**Dataset entries**:
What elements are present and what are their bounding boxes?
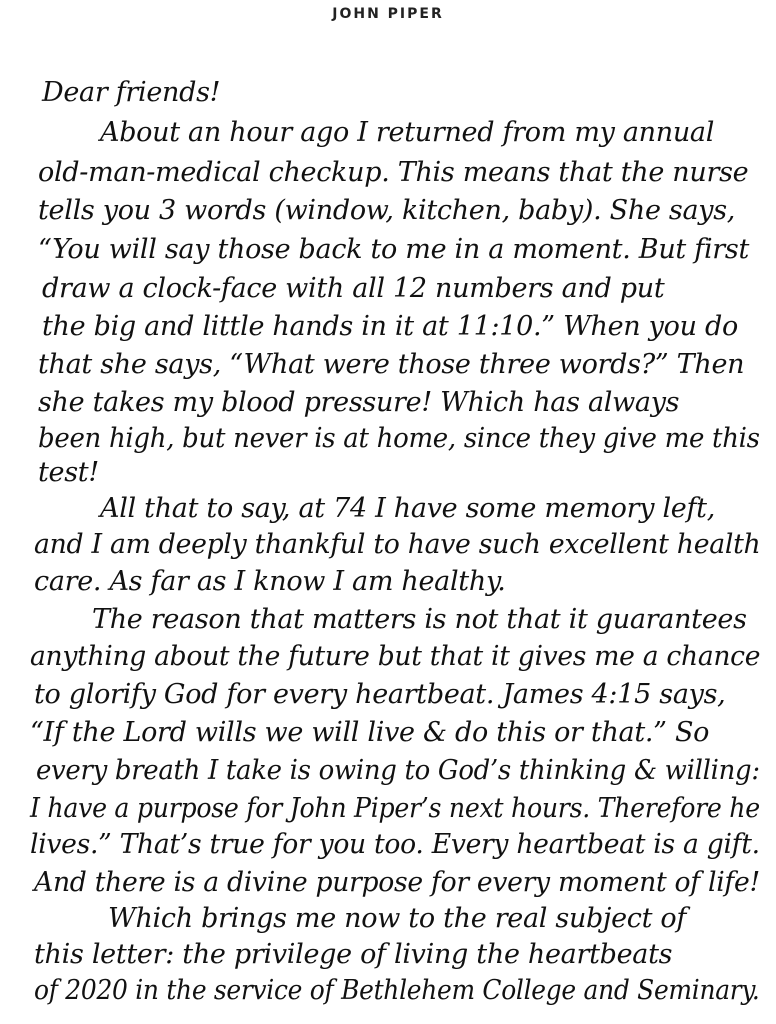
letter-line: All that to say, at 74 I have some memor… (100, 494, 715, 524)
letter-line: the big and little hands in it at 11:10.… (42, 312, 738, 342)
letter-line: of 2020 in the service of Bethlehem Coll… (34, 976, 760, 1006)
letter-line: this letter: the privilege of living the… (34, 940, 672, 970)
letter-line: tells you 3 words (window, kitchen, baby… (38, 196, 735, 226)
letter-line: About an hour ago I returned from my ann… (100, 118, 714, 148)
letter-line: old-man-medical checkup. This means that… (38, 158, 748, 188)
letter-line: Which brings me now to the real subject … (108, 904, 686, 934)
letter-line: “If the Lord wills we will live & do thi… (30, 718, 709, 748)
letter-line: I have a purpose for John Piper’s next h… (30, 794, 760, 824)
letter-line: And there is a divine purpose for every … (34, 868, 760, 898)
letterhead-name: JOHN PIPER (0, 6, 776, 22)
letter-line: to glorify God for every heartbeat. Jame… (34, 680, 725, 710)
letter-line: lives.” That’s true for you too. Every h… (30, 830, 760, 860)
letter-line: every breath I take is owing to God’s th… (36, 756, 760, 786)
letter-line: test! (38, 458, 99, 488)
letter-line: “You will say those back to me in a mome… (38, 235, 749, 265)
letter-line: draw a clock-face with all 12 numbers an… (42, 274, 664, 304)
letter-line: care. As far as I know I am healthy. (34, 567, 506, 597)
letter-line: that she says, “What were those three wo… (38, 350, 744, 380)
letter-line: anything about the future but that it gi… (30, 642, 760, 672)
letter-salutation: Dear friends! (42, 78, 220, 108)
letter-line: she takes my blood pressure! Which has a… (38, 388, 679, 418)
letter-line: The reason that matters is not that it g… (92, 605, 747, 635)
letter-line: and I am deeply thankful to have such ex… (34, 530, 760, 560)
letter-line: been high, but never is at home, since t… (38, 424, 760, 454)
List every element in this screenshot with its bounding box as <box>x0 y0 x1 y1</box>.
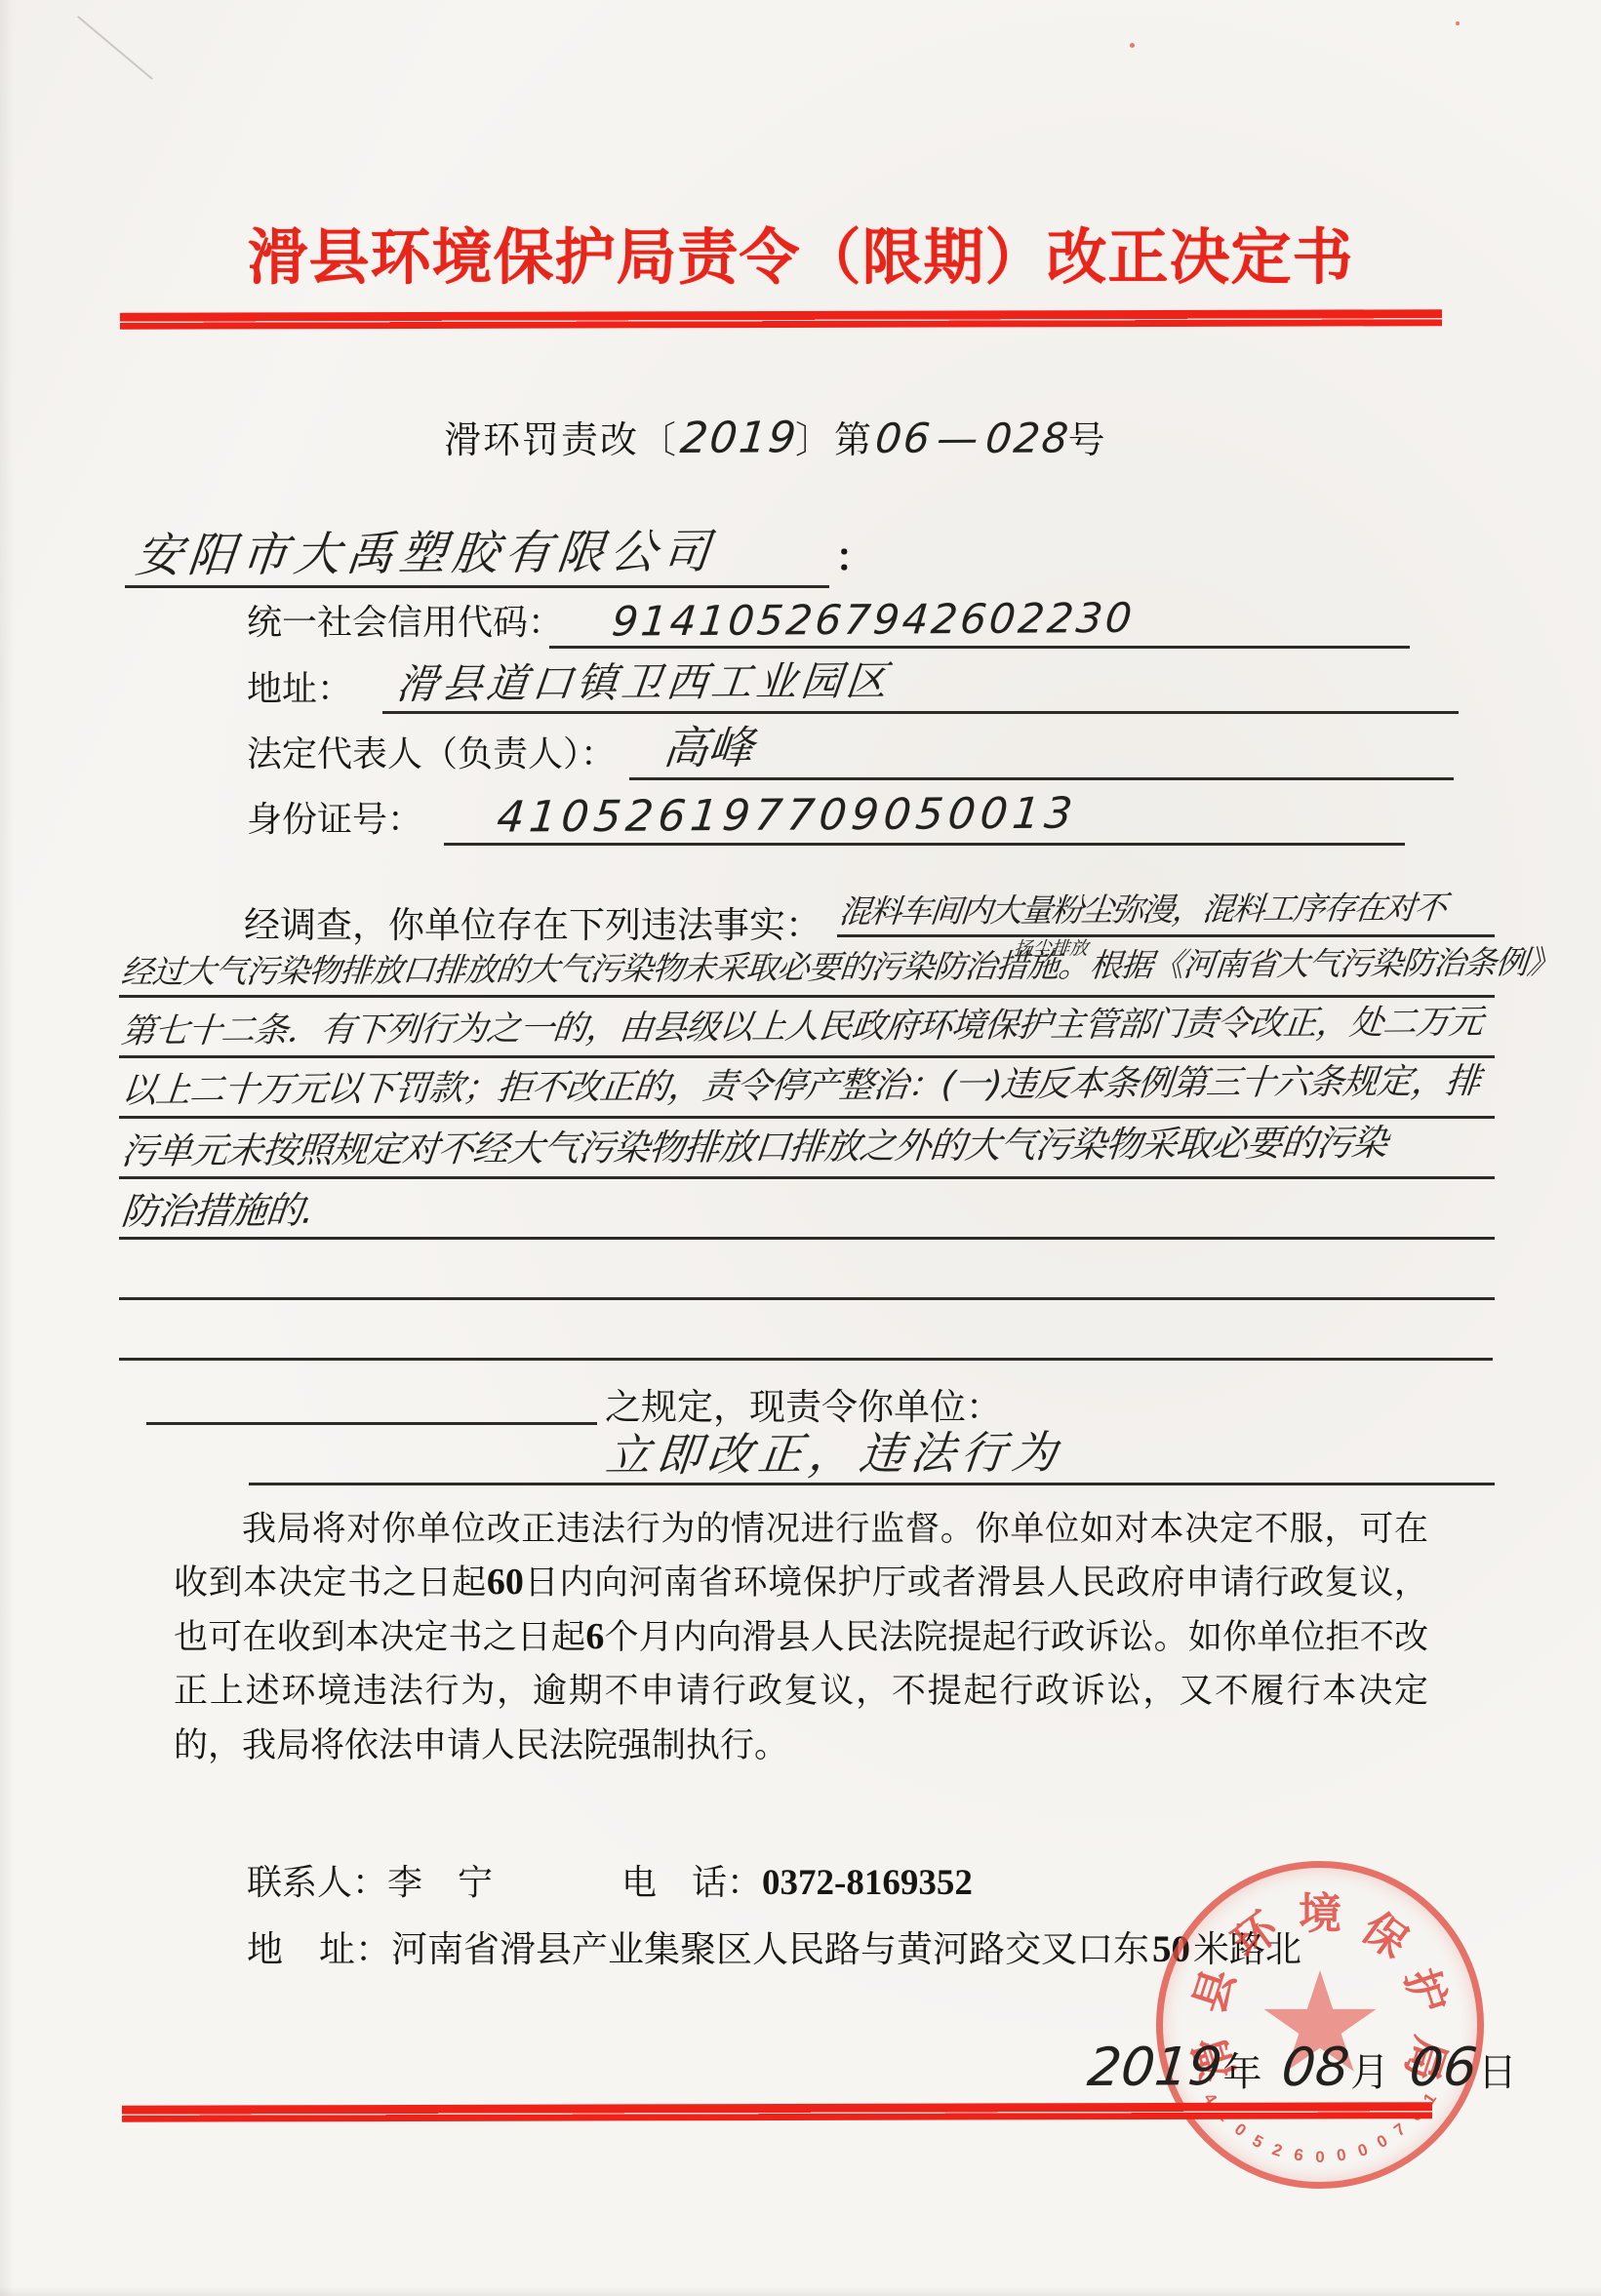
contact-address-label: 地 址： <box>247 1930 391 1970</box>
stamp-arc-char: 护 <box>1393 1960 1465 2020</box>
facts-line-4-text: 以上二十万元以下罚款；拒不改正的，责令停产整治：(一)违反本条例第三十六条规定，… <box>119 1059 1482 1116</box>
red-speck <box>1456 21 1460 25</box>
stamp-serial-digit: 0 <box>1230 2119 1250 2141</box>
contact-phone-number: 0372-8169352 <box>762 1863 973 1903</box>
stamp-serial-digit: 0 <box>1336 2146 1348 2166</box>
docnum-close: 〕第 <box>795 420 873 461</box>
facts-line-5: 污单元未按照规定对不经大气污染物排放口排放之外的大气污染物采取必要的污染 <box>119 1120 1495 1179</box>
notice-days-60: 60 <box>487 1562 524 1603</box>
docnum-prefix: 滑环罚责改〔 <box>444 420 678 461</box>
docnum-suffix: 号 <box>1068 420 1107 461</box>
docnum-dash-handwritten: — <box>935 415 982 462</box>
contact-phone-label: 电 话： <box>621 1863 762 1902</box>
field-value-address: 滑县道口镇卫西工业园区 <box>382 649 894 711</box>
field-underline-id-number: 410526197709050013 <box>444 770 1405 846</box>
stamp-arc-char: 县 <box>1175 1960 1247 2020</box>
field-underline-address: 滑县道口镇卫西工业园区 <box>382 639 1459 714</box>
notice-paragraph: 我局将对你单位改正违法行为的情况进行监督。你单位如对本决定不服，可在收到本决定书… <box>174 1502 1428 1772</box>
blank-underline-2 <box>119 1301 1493 1361</box>
stamp-serial-digit: 6 <box>1293 2146 1305 2166</box>
stamp-serial-digit: 7 <box>1391 2119 1411 2141</box>
facts-line-5-text: 污单元未按照规定对不经大气污染物排放口排放之外的大气污染物采取必要的污染 <box>119 1119 1389 1176</box>
stamp-arc-char: 保 <box>1352 1894 1423 1970</box>
field-underline-credit-code: 914105267942602230 <box>549 574 1410 649</box>
facts-insertion-note: 扬尘排放 <box>1013 933 1090 961</box>
stamp-serial-digit: 0 <box>1374 2131 1391 2153</box>
field-label-id-number: 身份证号： <box>247 792 422 842</box>
date-day-handwritten: 06 <box>1407 2037 1480 2098</box>
facts-line-4: 以上二十万元以下罚款；拒不改正的，责令停产整治：(一)违反本条例第三十六条规定，… <box>119 1059 1495 1119</box>
facts-line-1: 混料车间内大量粉尘弥漫，混料工序存在对不 <box>837 878 1495 937</box>
issue-date-row: 2019年08月06日 <box>1085 2037 1521 2098</box>
date-month-label: 月 <box>1350 2050 1389 2094</box>
clause-left-underline <box>146 1366 597 1425</box>
stamp-serial-digit: 0 <box>1315 2148 1324 2167</box>
facts-line-1-text: 混料车间内大量粉尘弥漫，混料工序存在对不 <box>837 887 1447 934</box>
notice-months-6: 6 <box>585 1616 604 1657</box>
stamp-serial-digit: 0 <box>1355 2140 1370 2161</box>
contact-person-row: 联系人：李 宁电 话：0372-8169352 <box>247 1855 973 1905</box>
docnum-second-handwritten: 028 <box>983 414 1072 462</box>
facts-line-3: 第七十二条．有下列行为之一的，由县级以上人民政府环境保护主管部门责令改正，处二万… <box>119 999 1495 1058</box>
stamp-arc-char: 境 <box>1299 1879 1341 1941</box>
date-year-label: 年 <box>1222 2050 1261 2094</box>
facts-line-6: 防治措施的. <box>119 1180 1495 1240</box>
paper-fold-line <box>77 16 153 80</box>
official-seal-stamp: 滑县环境保护局 4105260000761 <box>1156 1861 1484 2189</box>
bottom-red-band <box>122 2102 1432 2122</box>
field-value-legal-rep: 高峰 <box>629 712 757 777</box>
contact-address-pre: 河南省滑县产业集聚区人民路与黄河路交叉口东 <box>391 1930 1149 1970</box>
red-speck <box>1130 43 1135 48</box>
contact-address-row: 地 址：河南省滑县产业集聚区人民路与黄河路交叉口东50米路北 <box>247 1920 1301 1972</box>
date-year-handwritten: 2019 <box>1085 2036 1225 2098</box>
facts-line-3-text: 第七十二条．有下列行为之一的，由县级以上人民政府环境保护主管部门责令改正，处二万… <box>119 1000 1485 1055</box>
contact-person-name: 李 宁 <box>387 1863 493 1902</box>
document-title: 滑县环境保护局责令（限期）改正决定书 <box>0 209 1601 296</box>
stamp-arc-char: 环 <box>1217 1894 1288 1970</box>
date-month-handwritten: 08 <box>1279 2037 1352 2098</box>
docnum-year-handwritten: 2019 <box>678 413 800 463</box>
docnum-first-handwritten: 06 <box>873 415 934 462</box>
document-number-line: 滑环罚责改〔2019〕第06—028号 <box>444 410 1107 463</box>
facts-line-6-text: 防治措施的. <box>119 1185 315 1237</box>
date-day-label: 日 <box>1478 2050 1517 2094</box>
facts-line-2: 经过大气污染物排放口排放的大气污染物未采取必要的污染防治措施。根据《河南省大气污… <box>119 938 1495 998</box>
blank-underline-1 <box>119 1241 1495 1300</box>
field-value-id-number: 410526197709050013 <box>444 788 1079 843</box>
facts-line-2-text: 经过大气污染物排放口排放的大气污染物未采取必要的污染防治措施。根据《河南省大气污… <box>119 941 1560 995</box>
scanned-document-page: 滑县环境保护局责令（限期）改正决定书 滑环罚责改〔2019〕第06—028号 安… <box>0 0 1601 2296</box>
order-handwritten: 立即改正，违法行为 <box>603 1417 1066 1484</box>
field-label-address: 地址： <box>247 661 352 711</box>
title-divider-red-band <box>120 309 1442 330</box>
contact-person-label: 联系人： <box>247 1863 387 1902</box>
field-label-credit-code: 统一社会信用代码： <box>247 595 563 645</box>
stamp-serial-digit: 2 <box>1270 2140 1285 2161</box>
stamp-serial-digit: 5 <box>1249 2131 1266 2153</box>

**Written exercise**: Copy out verbatim everything in the material from the line containing "contact-address-label: 地 址：" down to the line containing "docnum-suffix: 号 <box>1068 420 1107 461</box>", with both of those lines included.

**Finished task**:
contact-address-label: 地 址： <box>247 1930 391 1970</box>
stamp-arc-char: 护 <box>1393 1960 1465 2020</box>
facts-line-4-text: 以上二十万元以下罚款；拒不改正的，责令停产整治：(一)违反本条例第三十六条规定，… <box>119 1059 1482 1116</box>
red-speck <box>1456 21 1460 25</box>
stamp-serial-digit: 0 <box>1230 2119 1250 2141</box>
contact-phone-number: 0372-8169352 <box>762 1863 973 1903</box>
stamp-serial-digit: 0 <box>1336 2146 1348 2166</box>
docnum-close: 〕第 <box>795 420 873 461</box>
facts-line-5: 污单元未按照规定对不经大气污染物排放口排放之外的大气污染物采取必要的污染 <box>119 1120 1495 1179</box>
notice-days-60: 60 <box>487 1562 524 1603</box>
docnum-prefix: 滑环罚责改〔 <box>444 420 678 461</box>
docnum-suffix: 号 <box>1068 420 1107 461</box>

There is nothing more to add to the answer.